- _INFORMATION GIVEN_
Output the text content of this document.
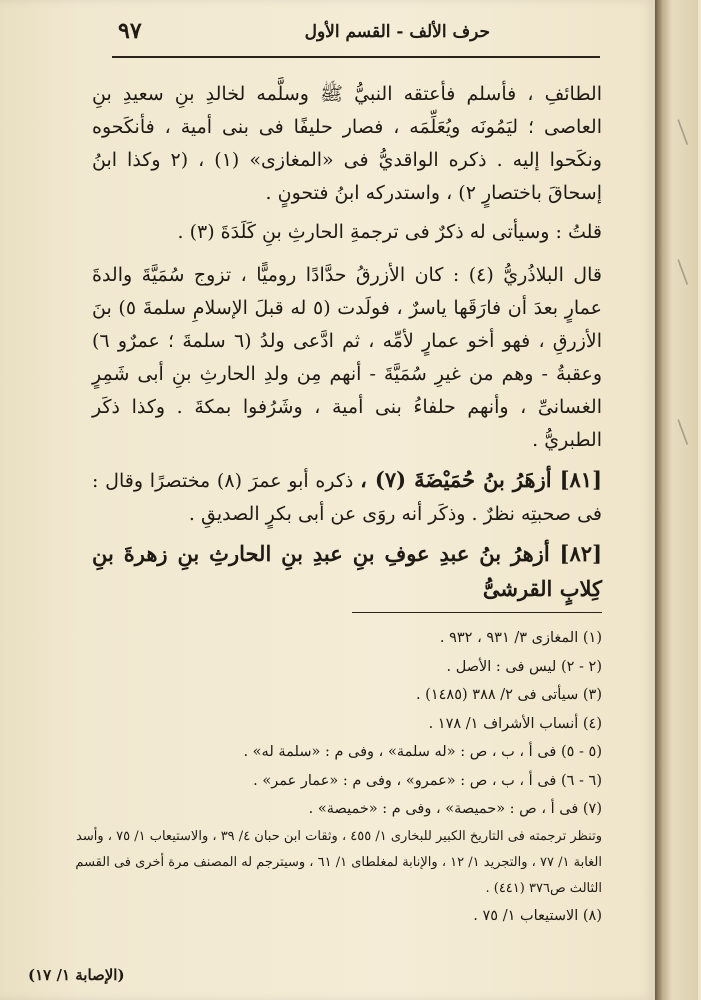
حرف الألف - القسم الأول
٩٧

الطائفِ ، فأسلم فأعتقه النبيُّ ﷺ وسلَّمه لخالدِ بنِ سعيدِ بنِ العاصى ؛ ليَمُونَه ويُعَلِّمَه ، فصار حليفًا فى بنى أمية ، فأنكَحوه ونكَحوا إليه . ذكره الواقديُّ فى «المغازى» (١) ، (٢ وكذا ابنُ إسحاقَ باختصارٍ ٢) ، واستدركه ابنُ فتحونٍ .

قلتُ : وسيأتى له ذكرٌ فى ترجمةِ الحارثِ بنِ كَلَدَةَ (٣) .

قال البلاذُريُّ (٤) : كان الأزرقُ حدَّادًا روميًّا ، تزوج سُمَيَّةَ والدةَ عمارٍ بعدَ أن فارَقَها ياسرٌ ، فولَدت (٥ له قبلَ الإسلامِ سلمةَ ٥) بنَ الأزرقِ ، فهو أخو عمارٍ لأمِّه ، ثم ادَّعى ولدُ (٦ سلمةَ ؛ عمرٌو ٦) وعقبةُ - وهم من غيرِ سُمَيَّةَ - أنهم مِن ولدِ الحارثِ بنِ أبى شَمِرٍ الغسانىِّ ، وأنهم حلفاءُ بنى أمية ، وشَرُفوا بمكةَ . وكذا ذكَر الطبريُّ .

[٨١] أزهَرُ بنُ حُمَيْضَةَ (٧) ، ذكره أبو عمرَ (٨) مختصرًا وقال : فى صحبتِه نظرٌ . وذكَر أنه روَى عن أبى بكرٍ الصديقِ .

[٨٢] أزهرُ بنُ عبدِ عوفِ بنِ عبدِ بنِ الحارثِ بنِ زهرةَ بنِ كِلابٍ القرشىُّ

(١) المغازى ٣/ ٩٣١ ، ٩٣٢ .
(٢ - ٢) ليس فى : الأصل .
(٣) سيأتى فى ٢/ ٣٨٨ (١٤٨٥) .
(٤) أنساب الأشراف ١/ ١٧٨ .
(٥ - ٥) فى أ ، ب ، ص : «له سلمة» ، وفى م : «سلمة له» .
(٦ - ٦) فى أ ، ب ، ص : «عمرو» ، وفى م : «عمار عمر» .
(٧) فى أ ، ص : «حميصة» ، وفى م : «خميصة» .
وتنظر ترجمته فى التاريخ الكبير للبخارى ١/ ٤٥٥ ، وثقات ابن حبان ٤/ ٣٩ ، والاستيعاب ١/ ٧٥ ، وأسد الغابة ١/ ٧٧ ، والتجريد ١/ ١٢ ، والإنابة لمغلطاى ١/ ٦١ ، وسيترجم له المصنف مرة أخرى فى القسم الثالث ص٣٧٦ (٤٤١) .
(٨) الاستيعاب ١/ ٧٥ .
(الإصابة ١/ ١٧)
ـــــ
ـــــ
ـــــ
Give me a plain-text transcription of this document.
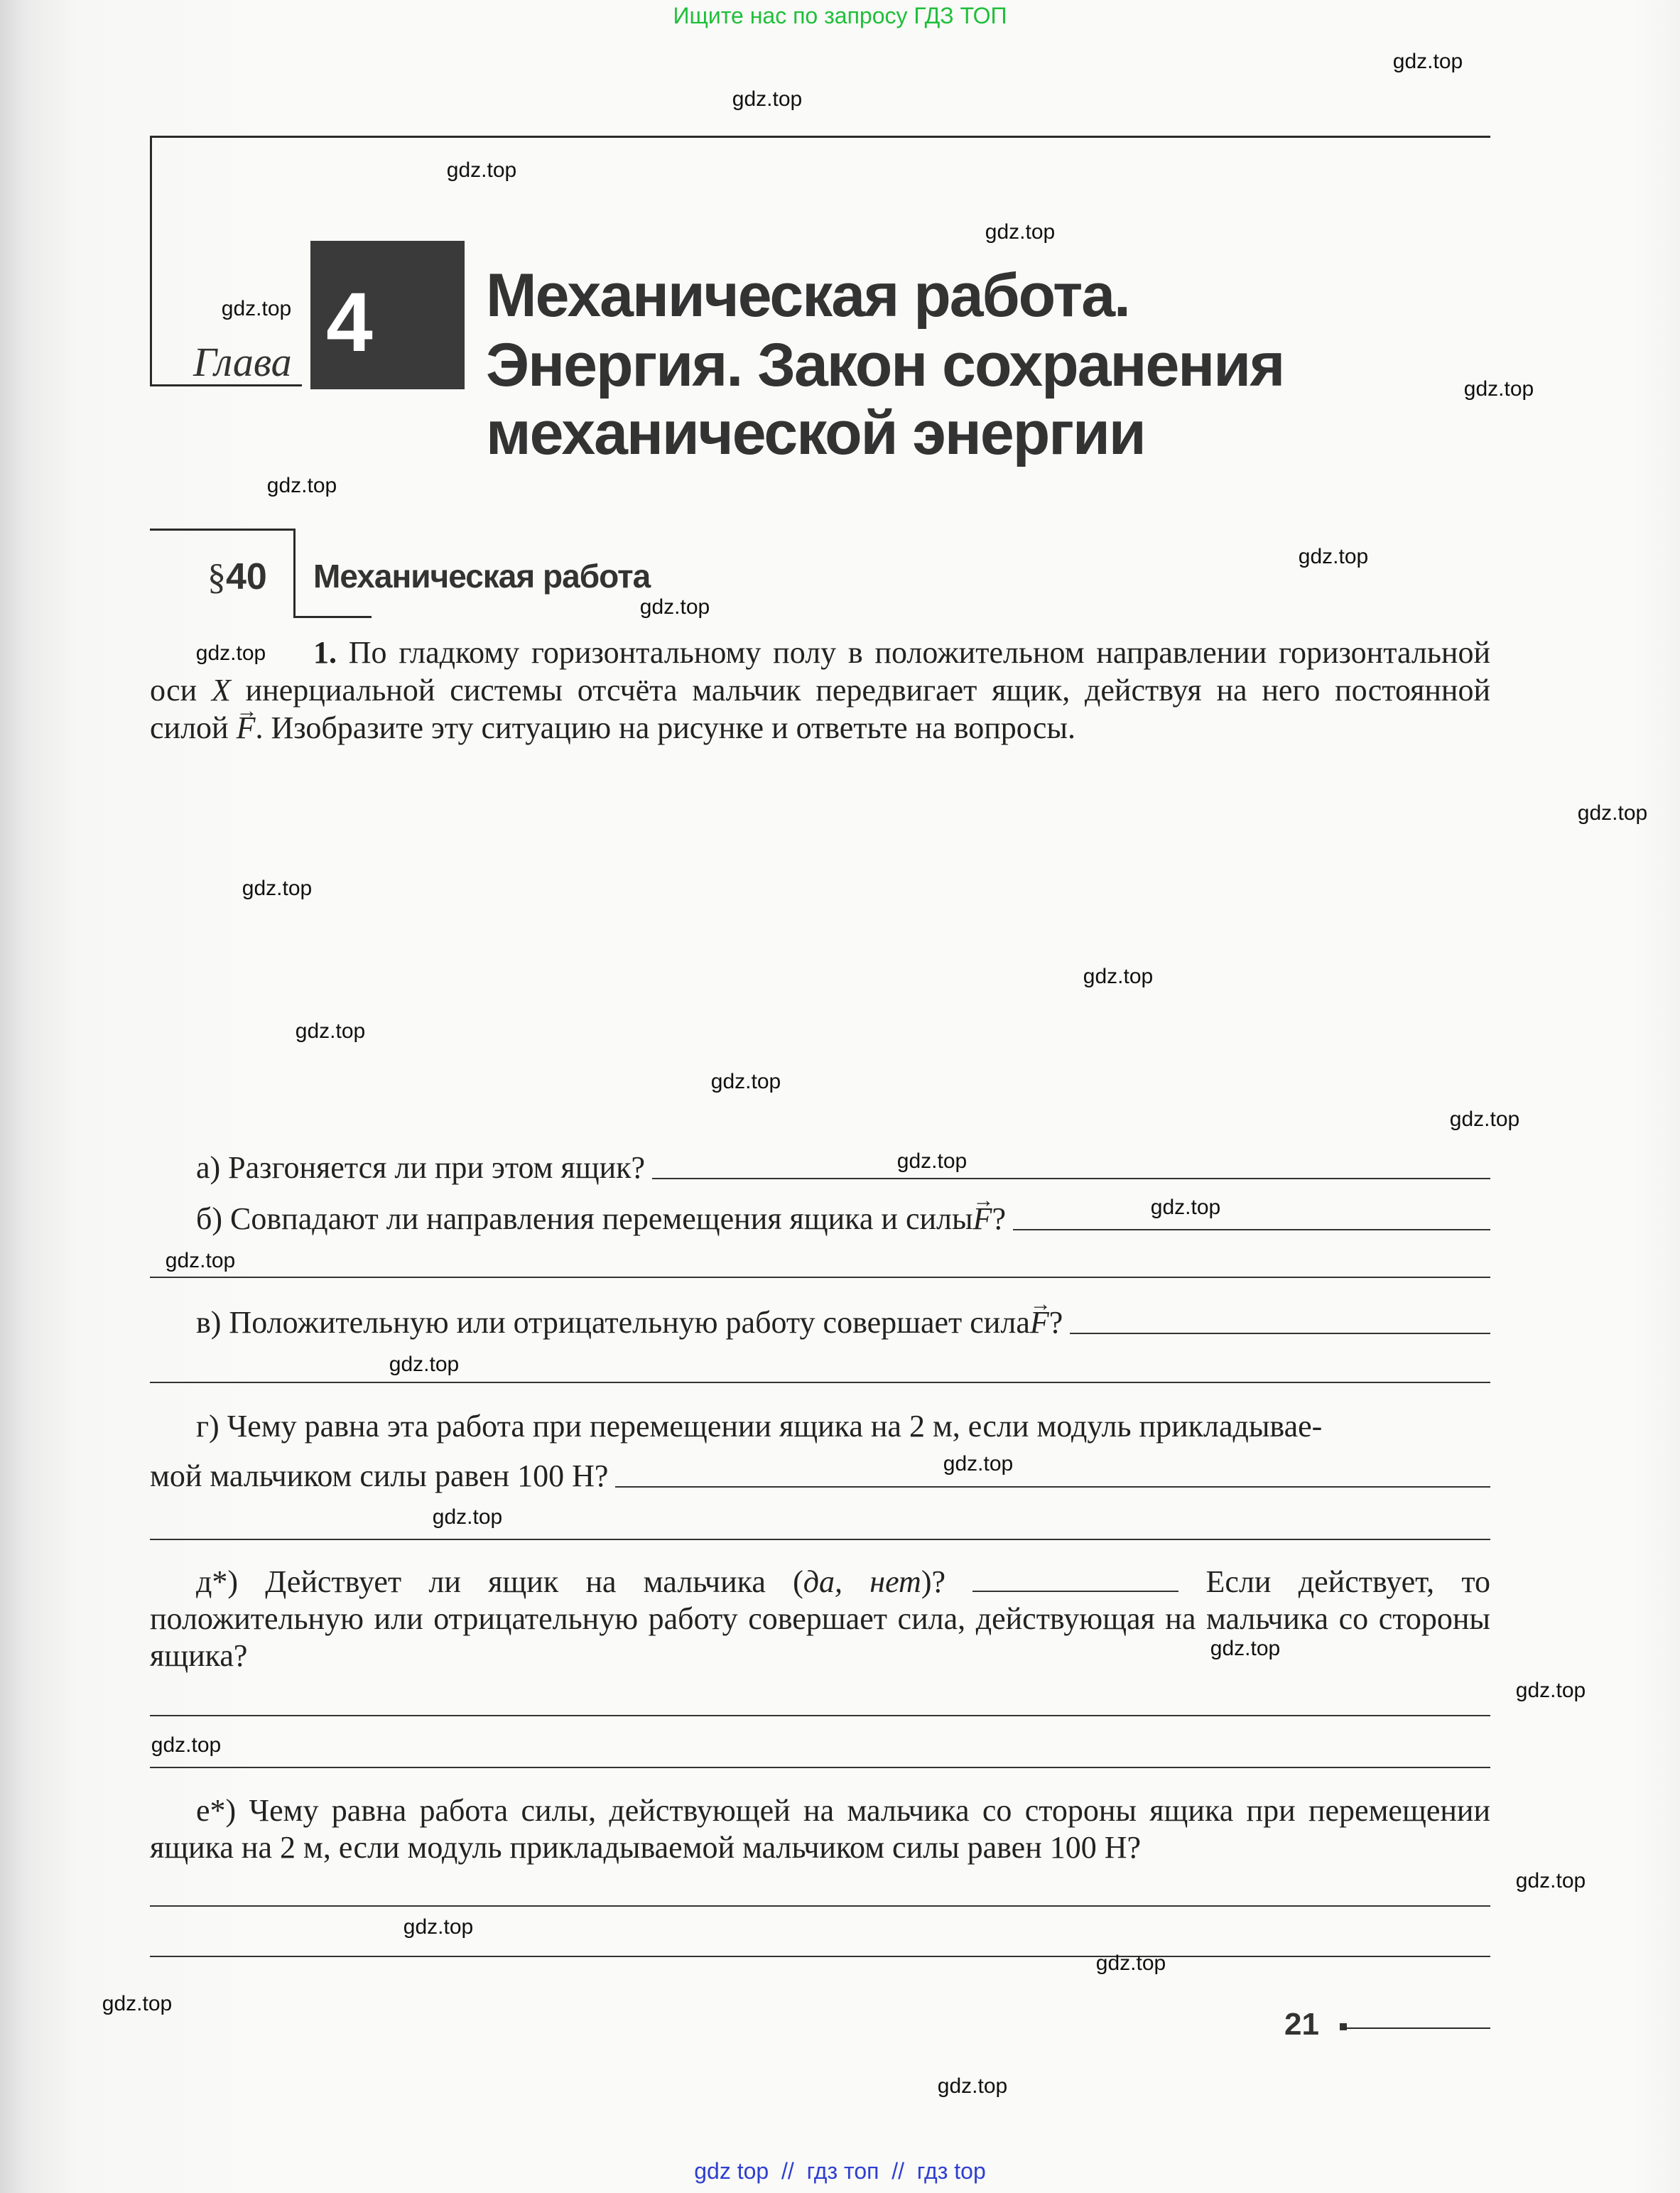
Ищите нас по запросу ГДЗ ТОП
Глава 4 Механическая работа.
Энергия. Закон сохранения
механической энергии
§40 Механическая работа
1. По гладкому горизонтальному полу в положительном направлении горизонтальной оси X инерциальной системы отсчёта мальчик передвигает ящик, действуя на него постоянной силой → F. Изобразите эту ситуацию на рисунке и ответьте на вопросы.
а) Разгоняется ли при этом ящик?
б) Совпадают ли направления перемещения ящика и силы → F ?
в) Положительную или отрицательную работу совершает сила → F ?
г) Чему равна эта работа при перемещении ящика на 2 м, если модуль прикладывае-
мой мальчиком силы равен 100 Н?
д*) Действует ли ящик на мальчика (да, нет)?	Если действует, то положительную или отрицательную работу совершает сила, действующая на мальчика со стороны ящика?
е*) Чему равна работа силы, действующей на мальчика со стороны ящика при перемещении ящика на 2 м, если модуль прикладываемой мальчиком силы равен 100 Н?
21
gdz.top
gdz.top
gdz.top
gdz.top
gdz.top
gdz.top
gdz.top
gdz.top
gdz.top
gdz.top
gdz.top
gdz.top
gdz.top
gdz.top
gdz.top
gdz.top
gdz.top
gdz.top
gdz.top
gdz.top
gdz.top
gdz.top
gdz.top
gdz.top
gdz.top
gdz.top
gdz.top
gdz.top
gdz.top
gdz.top
gdz top  //  гдз топ  //  гдз top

- _PROBLEM_
Extract every line of the data exactly; pictures stay out.

- _RESULT FOR THIS TASK_
Output the text content of this document.
حرف الألف - القسم الأول
٩٧

الطائفِ ، فأسلم فأعتقه النبيُّ ﷺ وسلَّمه لخالدِ بنِ سعيدِ بنِ العاصى ؛ ليَمُونَه ويُعَلِّمَه ، فصار حليفًا فى بنى أمية ، فأنكَحوه ونكَحوا إليه . ذكره الواقديُّ فى «المغازى» (١) ، (٢ وكذا ابنُ إسحاقَ باختصارٍ ٢) ، واستدركه ابنُ فتحونٍ .

قلتُ : وسيأتى له ذكرٌ فى ترجمةِ الحارثِ بنِ كَلَدَةَ (٣) .

قال البلاذُريُّ (٤) : كان الأزرقُ حدَّادًا روميًّا ، تزوج سُمَيَّةَ والدةَ عمارٍ بعدَ أن فارَقَها ياسرٌ ، فولَدت (٥ له قبلَ الإسلامِ سلمةَ ٥) بنَ الأزرقِ ، فهو أخو عمارٍ لأمِّه ، ثم ادَّعى ولدُ (٦ سلمةَ ؛ عمرٌو ٦) وعقبةُ - وهم من غيرِ سُمَيَّةَ - أنهم مِن ولدِ الحارثِ بنِ أبى شَمِرٍ الغسانىِّ ، وأنهم حلفاءُ بنى أمية ، وشَرُفوا بمكةَ . وكذا ذكَر الطبريُّ .

[٨١] أزهَرُ بنُ حُمَيْضَةَ (٧) ، ذكره أبو عمرَ (٨) مختصرًا وقال : فى صحبتِه نظرٌ . وذكَر أنه روَى عن أبى بكرٍ الصديقِ .

[٨٢] أزهرُ بنُ عبدِ عوفِ بنِ عبدِ بنِ الحارثِ بنِ زهرةَ بنِ كِلابٍ القرشىُّ

(١) المغازى ٣/ ٩٣١ ، ٩٣٢ .
(٢ - ٢) ليس فى : الأصل .
(٣) سيأتى فى ٢/ ٣٨٨ (١٤٨٥) .
(٤) أنساب الأشراف ١/ ١٧٨ .
(٥ - ٥) فى أ ، ب ، ص : «له سلمة» ، وفى م : «سلمة له» .
(٦ - ٦) فى أ ، ب ، ص : «عمرو» ، وفى م : «عمار عمر» .
(٧) فى أ ، ص : «حميصة» ، وفى م : «خميصة» .
وتنظر ترجمته فى التاريخ الكبير للبخارى ١/ ٤٥٥ ، وثقات ابن حبان ٤/ ٣٩ ، والاستيعاب ١/ ٧٥ ، وأسد الغابة ١/ ٧٧ ، والتجريد ١/ ١٢ ، والإنابة لمغلطاى ١/ ٦١ ، وسيترجم له المصنف مرة أخرى فى القسم الثالث ص٣٧٦ (٤٤١) .
(٨) الاستيعاب ١/ ٧٥ .
(الإصابة ١/ ١٧)
ـــــ
ـــــ
ـــــ
Give me a plain-text transcription of this document.
Ищите нас по запросу ГДЗ ТОП
Глава 4 Механическая работа.
Энергия. Закон сохранения
механической энергии
§40 Механическая работа
1. По гладкому горизонтальному полу в положительном направлении горизонтальной оси X инерциальной системы отсчёта мальчик передвигает ящик, действуя на него постоянной силой → F. Изобразите эту ситуацию на рисунке и ответьте на вопросы.
а) Разгоняется ли при этом ящик?
б) Совпадают ли направления перемещения ящика и силы → F ?
в) Положительную или отрицательную работу совершает сила → F ?
г) Чему равна эта работа при перемещении ящика на 2 м, если модуль прикладывае-
мой мальчиком силы равен 100 Н?
д*) Действует ли ящик на мальчика (да, нет)?	Если действует, то положительную или отрицательную работу совершает сила, действующая на мальчика со стороны ящика?
е*) Чему равна работа силы, действующей на мальчика со стороны ящика при перемещении ящика на 2 м, если модуль прикладываемой мальчиком силы равен 100 Н?
21
gdz.top
gdz.top
gdz.top
gdz.top
gdz.top
gdz.top
gdz.top
gdz.top
gdz.top
gdz.top
gdz.top
gdz.top
gdz.top
gdz.top
gdz.top
gdz.top
gdz.top
gdz.top
gdz.top
gdz.top
gdz.top
gdz.top
gdz.top
gdz.top
gdz.top
gdz.top
gdz.top
gdz.top
gdz.top
gdz.top
gdz top  //  гдз топ  //  гдз top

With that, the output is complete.